» OBJECTIVE: Output all of the entries below precisely as written.

» WORKING DATA:
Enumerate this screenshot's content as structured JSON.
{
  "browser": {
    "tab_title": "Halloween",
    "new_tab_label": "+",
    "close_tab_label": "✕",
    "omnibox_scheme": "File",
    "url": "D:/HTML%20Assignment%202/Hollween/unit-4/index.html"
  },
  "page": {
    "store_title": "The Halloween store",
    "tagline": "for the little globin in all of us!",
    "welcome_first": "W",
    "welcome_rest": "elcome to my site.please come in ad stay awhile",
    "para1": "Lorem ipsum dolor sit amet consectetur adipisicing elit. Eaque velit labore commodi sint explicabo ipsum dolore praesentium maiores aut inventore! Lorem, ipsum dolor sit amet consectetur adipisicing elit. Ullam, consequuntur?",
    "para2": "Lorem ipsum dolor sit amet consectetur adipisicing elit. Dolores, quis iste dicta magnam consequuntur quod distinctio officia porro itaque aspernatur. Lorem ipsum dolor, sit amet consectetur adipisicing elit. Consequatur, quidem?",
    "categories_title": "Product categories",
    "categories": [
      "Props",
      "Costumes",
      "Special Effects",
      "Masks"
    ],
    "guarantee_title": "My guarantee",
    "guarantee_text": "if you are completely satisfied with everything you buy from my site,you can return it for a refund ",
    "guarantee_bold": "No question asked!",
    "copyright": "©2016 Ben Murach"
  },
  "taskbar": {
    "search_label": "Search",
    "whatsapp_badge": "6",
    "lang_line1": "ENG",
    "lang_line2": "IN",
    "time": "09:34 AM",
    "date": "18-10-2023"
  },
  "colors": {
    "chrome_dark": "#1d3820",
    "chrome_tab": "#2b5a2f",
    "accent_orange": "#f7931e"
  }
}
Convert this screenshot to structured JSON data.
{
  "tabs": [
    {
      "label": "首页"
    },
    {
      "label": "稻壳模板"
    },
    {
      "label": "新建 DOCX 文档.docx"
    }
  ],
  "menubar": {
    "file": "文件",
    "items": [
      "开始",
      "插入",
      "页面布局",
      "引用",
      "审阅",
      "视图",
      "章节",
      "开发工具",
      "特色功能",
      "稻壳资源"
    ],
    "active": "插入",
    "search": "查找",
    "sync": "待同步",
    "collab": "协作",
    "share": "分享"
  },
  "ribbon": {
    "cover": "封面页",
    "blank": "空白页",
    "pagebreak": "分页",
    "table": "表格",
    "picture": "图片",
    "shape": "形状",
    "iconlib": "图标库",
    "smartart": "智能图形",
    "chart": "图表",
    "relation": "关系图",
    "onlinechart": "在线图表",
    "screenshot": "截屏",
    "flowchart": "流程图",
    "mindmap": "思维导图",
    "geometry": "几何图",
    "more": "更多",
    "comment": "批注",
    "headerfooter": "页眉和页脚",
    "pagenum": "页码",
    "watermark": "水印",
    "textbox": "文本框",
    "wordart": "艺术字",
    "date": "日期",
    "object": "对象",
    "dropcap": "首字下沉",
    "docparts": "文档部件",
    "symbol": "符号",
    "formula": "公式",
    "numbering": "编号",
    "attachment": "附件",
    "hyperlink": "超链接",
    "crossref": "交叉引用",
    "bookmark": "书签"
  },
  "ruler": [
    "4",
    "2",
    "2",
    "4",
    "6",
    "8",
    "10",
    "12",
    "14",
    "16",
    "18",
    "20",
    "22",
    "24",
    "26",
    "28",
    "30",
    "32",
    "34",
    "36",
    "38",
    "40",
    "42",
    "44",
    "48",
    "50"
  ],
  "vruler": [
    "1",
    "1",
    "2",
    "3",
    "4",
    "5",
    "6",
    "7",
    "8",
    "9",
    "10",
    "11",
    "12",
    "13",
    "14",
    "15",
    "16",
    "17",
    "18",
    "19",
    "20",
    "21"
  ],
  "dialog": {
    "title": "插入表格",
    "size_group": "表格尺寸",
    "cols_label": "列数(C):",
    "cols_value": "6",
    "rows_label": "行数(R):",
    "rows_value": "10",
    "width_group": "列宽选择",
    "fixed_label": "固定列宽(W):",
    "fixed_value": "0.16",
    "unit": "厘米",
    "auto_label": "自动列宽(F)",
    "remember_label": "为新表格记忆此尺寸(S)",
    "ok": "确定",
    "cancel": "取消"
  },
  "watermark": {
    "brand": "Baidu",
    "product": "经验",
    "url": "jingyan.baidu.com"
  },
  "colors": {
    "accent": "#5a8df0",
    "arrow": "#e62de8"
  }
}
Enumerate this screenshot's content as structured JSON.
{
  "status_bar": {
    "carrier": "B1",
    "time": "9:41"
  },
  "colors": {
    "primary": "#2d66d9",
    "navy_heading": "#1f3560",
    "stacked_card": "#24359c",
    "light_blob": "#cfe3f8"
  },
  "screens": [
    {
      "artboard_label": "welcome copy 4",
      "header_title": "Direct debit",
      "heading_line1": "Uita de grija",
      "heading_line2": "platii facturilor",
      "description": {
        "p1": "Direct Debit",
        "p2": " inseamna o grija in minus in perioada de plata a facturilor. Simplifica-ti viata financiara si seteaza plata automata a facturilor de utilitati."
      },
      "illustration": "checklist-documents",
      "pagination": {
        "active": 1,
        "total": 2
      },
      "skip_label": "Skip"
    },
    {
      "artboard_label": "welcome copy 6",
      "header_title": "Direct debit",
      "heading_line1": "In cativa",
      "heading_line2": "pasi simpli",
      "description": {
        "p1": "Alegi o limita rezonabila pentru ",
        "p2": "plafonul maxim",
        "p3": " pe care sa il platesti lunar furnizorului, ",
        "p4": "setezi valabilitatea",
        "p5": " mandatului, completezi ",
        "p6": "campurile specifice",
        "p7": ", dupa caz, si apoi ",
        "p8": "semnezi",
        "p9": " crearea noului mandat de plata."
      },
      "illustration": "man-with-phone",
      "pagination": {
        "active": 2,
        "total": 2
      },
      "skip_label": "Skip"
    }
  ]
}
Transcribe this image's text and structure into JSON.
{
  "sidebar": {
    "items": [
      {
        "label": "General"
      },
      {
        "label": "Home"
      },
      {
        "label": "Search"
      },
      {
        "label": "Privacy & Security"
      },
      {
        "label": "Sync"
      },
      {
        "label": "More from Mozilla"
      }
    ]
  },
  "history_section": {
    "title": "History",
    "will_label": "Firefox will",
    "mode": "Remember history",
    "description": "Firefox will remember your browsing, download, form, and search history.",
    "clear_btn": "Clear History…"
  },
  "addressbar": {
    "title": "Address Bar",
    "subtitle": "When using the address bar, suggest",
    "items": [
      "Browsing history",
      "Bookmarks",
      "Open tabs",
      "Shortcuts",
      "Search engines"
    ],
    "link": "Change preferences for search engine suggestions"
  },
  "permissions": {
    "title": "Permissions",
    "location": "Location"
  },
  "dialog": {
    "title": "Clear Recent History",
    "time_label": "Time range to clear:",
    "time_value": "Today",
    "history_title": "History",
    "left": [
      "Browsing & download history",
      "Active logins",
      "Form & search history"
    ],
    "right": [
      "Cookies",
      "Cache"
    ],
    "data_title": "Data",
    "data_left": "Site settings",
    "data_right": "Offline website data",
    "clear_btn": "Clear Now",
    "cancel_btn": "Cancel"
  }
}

» EXPECTED ANSWER:
Enumerate this screenshot's content as structured JSON.
{
  "browser": {
    "tab_title": "Halloween",
    "new_tab_label": "+",
    "close_tab_label": "✕",
    "omnibox_scheme": "File",
    "url": "D:/HTML%20Assignment%202/Hollween/unit-4/index.html"
  },
  "page": {
    "store_title": "The Halloween store",
    "tagline": "for the little globin in all of us!",
    "welcome_first": "W",
    "welcome_rest": "elcome to my site.please come in ad stay awhile",
    "para1": "Lorem ipsum dolor sit amet consectetur adipisicing elit. Eaque velit labore commodi sint explicabo ipsum dolore praesentium maiores aut inventore! Lorem, ipsum dolor sit amet consectetur adipisicing elit. Ullam, consequuntur?",
    "para2": "Lorem ipsum dolor sit amet consectetur adipisicing elit. Dolores, quis iste dicta magnam consequuntur quod distinctio officia porro itaque aspernatur. Lorem ipsum dolor, sit amet consectetur adipisicing elit. Consequatur, quidem?",
    "categories_title": "Product categories",
    "categories": [
      "Props",
      "Costumes",
      "Special Effects",
      "Masks"
    ],
    "guarantee_title": "My guarantee",
    "guarantee_text": "if you are completely satisfied with everything you buy from my site,you can return it for a refund ",
    "guarantee_bold": "No question asked!",
    "copyright": "©2016 Ben Murach"
  },
  "taskbar": {
    "search_label": "Search",
    "whatsapp_badge": "6",
    "lang_line1": "ENG",
    "lang_line2": "IN",
    "time": "09:34 AM",
    "date": "18-10-2023"
  },
  "colors": {
    "chrome_dark": "#1d3820",
    "chrome_tab": "#2b5a2f",
    "accent_orange": "#f7931e"
  }
}
Convert this screenshot to structured JSON data.
{
  "tabs": [
    {
      "label": "首页"
    },
    {
      "label": "稻壳模板"
    },
    {
      "label": "新建 DOCX 文档.docx"
    }
  ],
  "menubar": {
    "file": "文件",
    "items": [
      "开始",
      "插入",
      "页面布局",
      "引用",
      "审阅",
      "视图",
      "章节",
      "开发工具",
      "特色功能",
      "稻壳资源"
    ],
    "active": "插入",
    "search": "查找",
    "sync": "待同步",
    "collab": "协作",
    "share": "分享"
  },
  "ribbon": {
    "cover": "封面页",
    "blank": "空白页",
    "pagebreak": "分页",
    "table": "表格",
    "picture": "图片",
    "shape": "形状",
    "iconlib": "图标库",
    "smartart": "智能图形",
    "chart": "图表",
    "relation": "关系图",
    "onlinechart": "在线图表",
    "screenshot": "截屏",
    "flowchart": "流程图",
    "mindmap": "思维导图",
    "geometry": "几何图",
    "more": "更多",
    "comment": "批注",
    "headerfooter": "页眉和页脚",
    "pagenum": "页码",
    "watermark": "水印",
    "textbox": "文本框",
    "wordart": "艺术字",
    "date": "日期",
    "object": "对象",
    "dropcap": "首字下沉",
    "docparts": "文档部件",
    "symbol": "符号",
    "formula": "公式",
    "numbering": "编号",
    "attachment": "附件",
    "hyperlink": "超链接",
    "crossref": "交叉引用",
    "bookmark": "书签"
  },
  "ruler": [
    "4",
    "2",
    "2",
    "4",
    "6",
    "8",
    "10",
    "12",
    "14",
    "16",
    "18",
    "20",
    "22",
    "24",
    "26",
    "28",
    "30",
    "32",
    "34",
    "36",
    "38",
    "40",
    "42",
    "44",
    "48",
    "50"
  ],
  "vruler": [
    "1",
    "1",
    "2",
    "3",
    "4",
    "5",
    "6",
    "7",
    "8",
    "9",
    "10",
    "11",
    "12",
    "13",
    "14",
    "15",
    "16",
    "17",
    "18",
    "19",
    "20",
    "21"
  ],
  "dialog": {
    "title": "插入表格",
    "size_group": "表格尺寸",
    "cols_label": "列数(C):",
    "cols_value": "6",
    "rows_label": "行数(R):",
    "rows_value": "10",
    "width_group": "列宽选择",
    "fixed_label": "固定列宽(W):",
    "fixed_value": "0.16",
    "unit": "厘米",
    "auto_label": "自动列宽(F)",
    "remember_label": "为新表格记忆此尺寸(S)",
    "ok": "确定",
    "cancel": "取消"
  },
  "watermark": {
    "brand": "Baidu",
    "product": "经验",
    "url": "jingyan.baidu.com"
  },
  "colors": {
    "accent": "#5a8df0",
    "arrow": "#e62de8"
  }
}
Enumerate this screenshot's content as structured JSON.
{
  "status_bar": {
    "carrier": "B1",
    "time": "9:41"
  },
  "colors": {
    "primary": "#2d66d9",
    "navy_heading": "#1f3560",
    "stacked_card": "#24359c",
    "light_blob": "#cfe3f8"
  },
  "screens": [
    {
      "artboard_label": "welcome copy 4",
      "header_title": "Direct debit",
      "heading_line1": "Uita de grija",
      "heading_line2": "platii facturilor",
      "description": {
        "p1": "Direct Debit",
        "p2": " inseamna o grija in minus in perioada de plata a facturilor. Simplifica-ti viata financiara si seteaza plata automata a facturilor de utilitati."
      },
      "illustration": "checklist-documents",
      "pagination": {
        "active": 1,
        "total": 2
      },
      "skip_label": "Skip"
    },
    {
      "artboard_label": "welcome copy 6",
      "header_title": "Direct debit",
      "heading_line1": "In cativa",
      "heading_line2": "pasi simpli",
      "description": {
        "p1": "Alegi o limita rezonabila pentru ",
        "p2": "plafonul maxim",
        "p3": " pe care sa il platesti lunar furnizorului, ",
        "p4": "setezi valabilitatea",
        "p5": " mandatului, completezi ",
        "p6": "campurile specifice",
        "p7": ", dupa caz, si apoi ",
        "p8": "semnezi",
        "p9": " crearea noului mandat de plata."
      },
      "illustration": "man-with-phone",
      "pagination": {
        "active": 2,
        "total": 2
      },
      "skip_label": "Skip"
    }
  ]
}
Transcribe this image's text and structure into JSON.
{
  "sidebar": {
    "items": [
      {
        "label": "General"
      },
      {
        "label": "Home"
      },
      {
        "label": "Search"
      },
      {
        "label": "Privacy & Security"
      },
      {
        "label": "Sync"
      },
      {
        "label": "More from Mozilla"
      }
    ]
  },
  "history_section": {
    "title": "History",
    "will_label": "Firefox will",
    "mode": "Remember history",
    "description": "Firefox will remember your browsing, download, form, and search history.",
    "clear_btn": "Clear History…"
  },
  "addressbar": {
    "title": "Address Bar",
    "subtitle": "When using the address bar, suggest",
    "items": [
      "Browsing history",
      "Bookmarks",
      "Open tabs",
      "Shortcuts",
      "Search engines"
    ],
    "link": "Change preferences for search engine suggestions"
  },
  "permissions": {
    "title": "Permissions",
    "location": "Location"
  },
  "dialog": {
    "title": "Clear Recent History",
    "time_label": "Time range to clear:",
    "time_value": "Today",
    "history_title": "History",
    "left": [
      "Browsing & download history",
      "Active logins",
      "Form & search history"
    ],
    "right": [
      "Cookies",
      "Cache"
    ],
    "data_title": "Data",
    "data_left": "Site settings",
    "data_right": "Offline website data",
    "clear_btn": "Clear Now",
    "cancel_btn": "Cancel"
  }
}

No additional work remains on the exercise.